Written request:
Echo the passage from the Sammy Koskei article between "In 1985, Koskei" and "of 1:45.14 min.", inclusive.

Page extract:
** Begin **

Sammy Koskei

Medal record

Men's athletics

Representing Kenya

African Championships

= Sammy Koskei =

Kenyan middle-distance runner

Sammy Koskei (born 14 May 1961) is a former Kenyan middle distance runner who specialized in the 800 metres.

Koskei was one of the best Kenyan 800m competitors in the 1980s, setting fast times, but lacked success at the international major championships. His breakthrough year was 1982 when the youngster broke 1:45 second barrier for the first time in his career. That same year he made the 800m final at the Commonwealth Games in Brisbane, but finished a distant last. The same fate befell Sammy at the World Championships in Helsinki in 1983, this time in the preliminaries.

A year later, Koskei won his first title in the 800m at the African Championships in Rabat. However, he found it difficult to represent his country at international competitions due to the great depth of Kenyan talents and failed to reach the final at the Olympic Games in Los Angeles in 1984. On 26 August 1984 he ran the 800 metres in 1:42.28 minutes, finishing second behind Joaquim Cruz who won the race in 1:41.77. These times were the two fastest times in the world that season, and moreover, the second and third fastest times in history at the time, behind Sebastian Coe.

In 1985, Koskei retained his African 800m title at championships in Cairo and had another successful European circuit season recording 8th fastest time in the World in 1985 with a time of 1:43.78min. On 30 August, at Brussels, he won the 1000 metres with a superb time of 2:14.95 min. In October, he represented Africa at the World Cup in Canberra and won 800m race easily in a time of 1:45.14 min.

He stayed very competitive in future years, but missed selection at 1987 World Championships in Rome when finished 4th at Kenyan trials. In 1988, Koskei was still 9th fastest 800m runner in the World with his season's best of 1:44.06 min, but once again he narrowly missed the place at the Kenyan team for the Olympic Games in Seoul finishing 4th at Kenyan trials. He competed for several more years often accepting pacemaking role.

** End **

Extracted information:
** Begin **

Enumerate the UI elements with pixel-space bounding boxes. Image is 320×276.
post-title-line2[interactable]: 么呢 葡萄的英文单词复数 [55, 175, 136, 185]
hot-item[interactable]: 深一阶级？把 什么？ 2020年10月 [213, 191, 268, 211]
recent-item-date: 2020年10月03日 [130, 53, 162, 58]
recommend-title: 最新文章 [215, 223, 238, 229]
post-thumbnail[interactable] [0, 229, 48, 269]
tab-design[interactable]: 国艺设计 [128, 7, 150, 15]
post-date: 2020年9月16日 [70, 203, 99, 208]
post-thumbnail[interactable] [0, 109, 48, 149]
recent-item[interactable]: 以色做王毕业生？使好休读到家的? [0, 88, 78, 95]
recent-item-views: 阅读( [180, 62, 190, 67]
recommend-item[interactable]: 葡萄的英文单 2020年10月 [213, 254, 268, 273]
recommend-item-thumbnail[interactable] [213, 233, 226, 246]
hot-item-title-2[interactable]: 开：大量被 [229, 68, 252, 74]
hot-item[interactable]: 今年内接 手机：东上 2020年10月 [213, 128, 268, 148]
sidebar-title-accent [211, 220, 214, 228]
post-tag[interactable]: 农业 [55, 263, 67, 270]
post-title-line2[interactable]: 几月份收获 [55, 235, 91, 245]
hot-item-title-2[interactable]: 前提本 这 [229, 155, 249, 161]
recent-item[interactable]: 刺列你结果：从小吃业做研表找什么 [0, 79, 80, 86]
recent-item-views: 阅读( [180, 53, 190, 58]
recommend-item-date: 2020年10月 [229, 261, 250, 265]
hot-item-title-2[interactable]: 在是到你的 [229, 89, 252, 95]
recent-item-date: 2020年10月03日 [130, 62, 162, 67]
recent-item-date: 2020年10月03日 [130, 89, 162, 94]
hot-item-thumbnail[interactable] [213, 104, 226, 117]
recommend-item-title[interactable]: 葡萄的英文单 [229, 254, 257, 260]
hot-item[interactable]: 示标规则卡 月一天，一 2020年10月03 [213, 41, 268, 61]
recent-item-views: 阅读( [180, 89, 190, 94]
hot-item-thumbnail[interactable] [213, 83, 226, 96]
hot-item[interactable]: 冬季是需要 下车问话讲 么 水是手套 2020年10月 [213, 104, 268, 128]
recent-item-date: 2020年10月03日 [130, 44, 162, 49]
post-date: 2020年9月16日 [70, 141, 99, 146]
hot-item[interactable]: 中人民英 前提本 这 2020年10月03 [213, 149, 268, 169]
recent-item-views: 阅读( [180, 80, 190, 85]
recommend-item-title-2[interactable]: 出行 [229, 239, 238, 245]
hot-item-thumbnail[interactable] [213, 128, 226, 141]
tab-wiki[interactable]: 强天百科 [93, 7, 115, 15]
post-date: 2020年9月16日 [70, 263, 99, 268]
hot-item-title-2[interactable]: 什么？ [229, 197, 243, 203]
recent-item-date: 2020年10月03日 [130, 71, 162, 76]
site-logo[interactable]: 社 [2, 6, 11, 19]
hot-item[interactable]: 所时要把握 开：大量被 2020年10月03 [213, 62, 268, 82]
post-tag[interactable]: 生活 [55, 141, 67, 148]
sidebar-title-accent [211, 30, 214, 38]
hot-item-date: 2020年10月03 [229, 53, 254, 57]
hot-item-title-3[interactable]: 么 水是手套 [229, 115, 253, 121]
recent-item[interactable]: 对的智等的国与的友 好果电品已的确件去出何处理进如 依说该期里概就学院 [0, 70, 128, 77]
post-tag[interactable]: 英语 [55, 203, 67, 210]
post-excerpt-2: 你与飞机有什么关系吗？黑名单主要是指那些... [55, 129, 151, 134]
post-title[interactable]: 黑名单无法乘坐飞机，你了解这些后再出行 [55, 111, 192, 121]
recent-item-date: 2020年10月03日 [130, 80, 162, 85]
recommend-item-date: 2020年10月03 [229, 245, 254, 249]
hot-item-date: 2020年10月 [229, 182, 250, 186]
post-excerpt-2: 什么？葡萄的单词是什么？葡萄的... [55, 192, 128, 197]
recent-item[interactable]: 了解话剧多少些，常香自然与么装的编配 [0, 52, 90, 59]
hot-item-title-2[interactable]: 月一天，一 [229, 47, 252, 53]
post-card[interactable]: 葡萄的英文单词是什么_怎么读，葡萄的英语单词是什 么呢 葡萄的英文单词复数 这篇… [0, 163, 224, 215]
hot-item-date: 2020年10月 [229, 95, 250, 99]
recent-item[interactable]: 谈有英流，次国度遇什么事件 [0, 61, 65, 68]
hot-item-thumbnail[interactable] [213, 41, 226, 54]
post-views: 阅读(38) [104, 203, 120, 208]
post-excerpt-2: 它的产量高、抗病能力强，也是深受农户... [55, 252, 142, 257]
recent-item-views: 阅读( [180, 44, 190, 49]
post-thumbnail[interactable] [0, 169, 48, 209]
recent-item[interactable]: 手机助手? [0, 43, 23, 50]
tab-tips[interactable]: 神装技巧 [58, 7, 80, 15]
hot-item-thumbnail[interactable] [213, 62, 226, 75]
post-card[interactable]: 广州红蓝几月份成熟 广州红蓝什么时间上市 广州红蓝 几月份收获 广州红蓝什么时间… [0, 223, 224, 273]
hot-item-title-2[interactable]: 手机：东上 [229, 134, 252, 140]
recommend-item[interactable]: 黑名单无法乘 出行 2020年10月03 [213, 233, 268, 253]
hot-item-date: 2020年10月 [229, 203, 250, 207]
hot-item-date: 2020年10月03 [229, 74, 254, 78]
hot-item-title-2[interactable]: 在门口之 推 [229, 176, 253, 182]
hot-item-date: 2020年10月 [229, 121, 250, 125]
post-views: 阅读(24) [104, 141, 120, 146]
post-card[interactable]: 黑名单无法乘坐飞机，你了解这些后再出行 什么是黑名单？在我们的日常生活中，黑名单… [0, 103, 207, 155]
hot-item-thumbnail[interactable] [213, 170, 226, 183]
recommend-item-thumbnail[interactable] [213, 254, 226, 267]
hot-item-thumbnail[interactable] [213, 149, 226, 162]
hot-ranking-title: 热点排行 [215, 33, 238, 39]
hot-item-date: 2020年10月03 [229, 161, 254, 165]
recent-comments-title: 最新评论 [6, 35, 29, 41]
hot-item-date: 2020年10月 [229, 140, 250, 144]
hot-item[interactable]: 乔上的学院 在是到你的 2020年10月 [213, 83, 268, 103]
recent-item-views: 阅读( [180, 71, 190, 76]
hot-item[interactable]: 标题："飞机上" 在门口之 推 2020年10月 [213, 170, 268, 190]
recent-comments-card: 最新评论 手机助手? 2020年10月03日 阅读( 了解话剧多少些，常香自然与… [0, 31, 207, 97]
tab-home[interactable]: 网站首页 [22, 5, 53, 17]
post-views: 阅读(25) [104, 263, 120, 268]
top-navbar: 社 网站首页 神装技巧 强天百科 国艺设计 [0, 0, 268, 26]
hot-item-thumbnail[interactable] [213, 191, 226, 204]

** End **

Final result:
In 1985, Koskei retained his African 800m title at championships in Cairo and had another successful European circuit season recording 8th fastest time in the World in 1985 with a time of 1:43.78min. On 30 August, at Brussels, he won the 1000 metres with a superb time of 2:14.95 min. In October, he represented Africa at the World Cup in Canberra and won 800m race easily in a time of 1:45.14 min.